▶ **OBJECTIVE**:
From the listing below, extract each line containing the string "Origin".

::: SOURCE DATA

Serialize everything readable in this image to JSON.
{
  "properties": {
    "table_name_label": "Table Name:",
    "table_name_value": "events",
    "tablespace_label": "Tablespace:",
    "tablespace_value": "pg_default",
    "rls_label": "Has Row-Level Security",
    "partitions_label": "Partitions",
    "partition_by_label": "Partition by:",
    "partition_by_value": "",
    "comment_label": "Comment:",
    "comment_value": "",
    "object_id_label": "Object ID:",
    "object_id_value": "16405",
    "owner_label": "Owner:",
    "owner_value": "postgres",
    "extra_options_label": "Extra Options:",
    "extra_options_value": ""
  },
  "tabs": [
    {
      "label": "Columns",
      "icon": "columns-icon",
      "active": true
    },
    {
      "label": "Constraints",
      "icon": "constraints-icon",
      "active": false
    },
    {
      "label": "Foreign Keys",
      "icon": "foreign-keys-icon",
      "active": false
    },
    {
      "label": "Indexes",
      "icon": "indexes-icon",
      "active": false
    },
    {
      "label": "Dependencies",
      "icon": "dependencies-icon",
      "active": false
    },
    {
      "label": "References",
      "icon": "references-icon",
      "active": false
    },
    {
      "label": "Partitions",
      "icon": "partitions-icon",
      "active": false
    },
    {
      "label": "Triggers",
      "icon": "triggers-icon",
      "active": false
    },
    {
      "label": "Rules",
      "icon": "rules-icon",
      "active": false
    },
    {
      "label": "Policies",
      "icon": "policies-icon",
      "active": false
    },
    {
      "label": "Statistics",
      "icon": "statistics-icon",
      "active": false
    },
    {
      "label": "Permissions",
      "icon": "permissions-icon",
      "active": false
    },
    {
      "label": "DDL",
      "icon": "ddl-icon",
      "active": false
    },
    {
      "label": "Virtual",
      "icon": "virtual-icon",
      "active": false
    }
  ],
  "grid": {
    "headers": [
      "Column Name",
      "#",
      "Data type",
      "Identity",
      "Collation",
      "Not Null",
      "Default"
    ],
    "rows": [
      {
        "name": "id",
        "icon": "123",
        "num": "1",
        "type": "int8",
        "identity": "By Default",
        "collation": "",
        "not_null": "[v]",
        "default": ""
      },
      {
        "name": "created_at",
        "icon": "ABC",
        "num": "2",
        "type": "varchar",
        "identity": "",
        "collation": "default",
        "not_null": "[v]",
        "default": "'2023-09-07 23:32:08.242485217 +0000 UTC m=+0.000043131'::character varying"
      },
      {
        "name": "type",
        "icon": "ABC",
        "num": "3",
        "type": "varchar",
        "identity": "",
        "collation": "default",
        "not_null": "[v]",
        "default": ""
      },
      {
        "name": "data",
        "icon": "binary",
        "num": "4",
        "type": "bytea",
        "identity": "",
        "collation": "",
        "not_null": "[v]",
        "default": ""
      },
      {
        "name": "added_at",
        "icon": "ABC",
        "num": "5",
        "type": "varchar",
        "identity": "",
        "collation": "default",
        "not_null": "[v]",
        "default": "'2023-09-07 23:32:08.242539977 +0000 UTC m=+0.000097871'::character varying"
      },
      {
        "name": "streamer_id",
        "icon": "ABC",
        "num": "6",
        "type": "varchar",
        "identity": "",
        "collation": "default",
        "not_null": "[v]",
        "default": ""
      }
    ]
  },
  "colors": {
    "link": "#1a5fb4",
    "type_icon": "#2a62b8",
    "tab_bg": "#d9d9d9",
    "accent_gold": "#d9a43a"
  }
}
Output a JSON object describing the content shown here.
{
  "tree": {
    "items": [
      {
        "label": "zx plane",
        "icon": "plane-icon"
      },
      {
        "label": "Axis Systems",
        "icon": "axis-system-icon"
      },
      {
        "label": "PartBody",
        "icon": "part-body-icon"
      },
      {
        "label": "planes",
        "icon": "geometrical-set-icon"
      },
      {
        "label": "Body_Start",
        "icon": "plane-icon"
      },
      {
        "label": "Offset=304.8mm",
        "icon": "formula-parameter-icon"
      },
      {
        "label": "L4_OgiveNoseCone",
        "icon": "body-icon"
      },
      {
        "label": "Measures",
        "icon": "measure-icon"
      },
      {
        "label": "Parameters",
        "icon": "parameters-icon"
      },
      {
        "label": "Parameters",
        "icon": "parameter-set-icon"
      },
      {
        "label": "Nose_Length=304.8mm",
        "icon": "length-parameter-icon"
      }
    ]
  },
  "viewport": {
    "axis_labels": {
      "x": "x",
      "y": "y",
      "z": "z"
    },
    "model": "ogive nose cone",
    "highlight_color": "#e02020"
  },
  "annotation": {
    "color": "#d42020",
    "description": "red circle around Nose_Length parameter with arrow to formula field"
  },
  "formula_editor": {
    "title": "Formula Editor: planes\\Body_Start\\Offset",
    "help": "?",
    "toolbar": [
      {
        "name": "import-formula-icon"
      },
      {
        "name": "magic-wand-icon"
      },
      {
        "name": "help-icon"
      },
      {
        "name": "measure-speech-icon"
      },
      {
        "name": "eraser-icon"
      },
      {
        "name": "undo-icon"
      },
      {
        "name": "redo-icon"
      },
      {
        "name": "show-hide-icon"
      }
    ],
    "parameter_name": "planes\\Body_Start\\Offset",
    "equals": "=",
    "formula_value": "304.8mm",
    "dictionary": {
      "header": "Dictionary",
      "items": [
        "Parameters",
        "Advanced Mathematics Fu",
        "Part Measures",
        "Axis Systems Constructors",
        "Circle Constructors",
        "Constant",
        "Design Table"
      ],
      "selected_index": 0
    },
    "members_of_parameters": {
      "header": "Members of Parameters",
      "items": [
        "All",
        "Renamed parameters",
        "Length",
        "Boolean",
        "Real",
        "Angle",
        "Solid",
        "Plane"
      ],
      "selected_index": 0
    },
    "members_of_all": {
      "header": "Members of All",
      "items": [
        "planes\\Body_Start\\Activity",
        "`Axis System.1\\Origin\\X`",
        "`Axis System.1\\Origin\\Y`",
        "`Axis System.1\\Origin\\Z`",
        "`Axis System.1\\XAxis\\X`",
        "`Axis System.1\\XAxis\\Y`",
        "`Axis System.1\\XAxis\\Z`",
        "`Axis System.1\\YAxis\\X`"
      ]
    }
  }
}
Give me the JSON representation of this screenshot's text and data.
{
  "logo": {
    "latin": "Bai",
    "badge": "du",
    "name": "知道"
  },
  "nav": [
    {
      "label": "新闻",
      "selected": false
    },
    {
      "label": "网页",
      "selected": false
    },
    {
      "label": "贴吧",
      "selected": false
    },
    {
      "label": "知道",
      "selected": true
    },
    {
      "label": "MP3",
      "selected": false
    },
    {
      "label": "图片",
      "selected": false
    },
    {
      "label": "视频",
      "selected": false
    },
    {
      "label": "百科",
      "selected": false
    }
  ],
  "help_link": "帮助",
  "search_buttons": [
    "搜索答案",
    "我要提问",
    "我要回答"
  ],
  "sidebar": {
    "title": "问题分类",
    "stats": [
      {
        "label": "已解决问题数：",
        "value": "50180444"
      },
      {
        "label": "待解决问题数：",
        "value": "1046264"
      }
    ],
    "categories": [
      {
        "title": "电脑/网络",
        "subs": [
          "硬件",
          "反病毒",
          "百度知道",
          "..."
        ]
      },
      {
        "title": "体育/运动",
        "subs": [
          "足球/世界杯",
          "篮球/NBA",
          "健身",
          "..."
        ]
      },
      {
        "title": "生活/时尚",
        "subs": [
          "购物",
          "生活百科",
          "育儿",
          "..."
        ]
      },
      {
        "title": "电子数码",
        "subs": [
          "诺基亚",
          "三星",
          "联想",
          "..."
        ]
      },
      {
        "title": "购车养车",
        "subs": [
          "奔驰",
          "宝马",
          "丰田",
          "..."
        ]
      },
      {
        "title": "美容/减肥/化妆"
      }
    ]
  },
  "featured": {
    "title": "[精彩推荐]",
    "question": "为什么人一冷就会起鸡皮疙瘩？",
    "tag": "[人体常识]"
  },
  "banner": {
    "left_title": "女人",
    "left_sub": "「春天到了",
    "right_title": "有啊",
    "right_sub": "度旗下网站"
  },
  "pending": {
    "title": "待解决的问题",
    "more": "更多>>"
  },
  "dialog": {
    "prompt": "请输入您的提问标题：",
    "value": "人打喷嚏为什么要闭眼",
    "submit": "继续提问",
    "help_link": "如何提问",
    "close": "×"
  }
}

::::::

▶ **FULL RESPONSE**:
        "`Axis System.1\\Origin\\X`",
        "`Axis System.1\\Origin\\Y`",
        "`Axis System.1\\Origin\\Z`",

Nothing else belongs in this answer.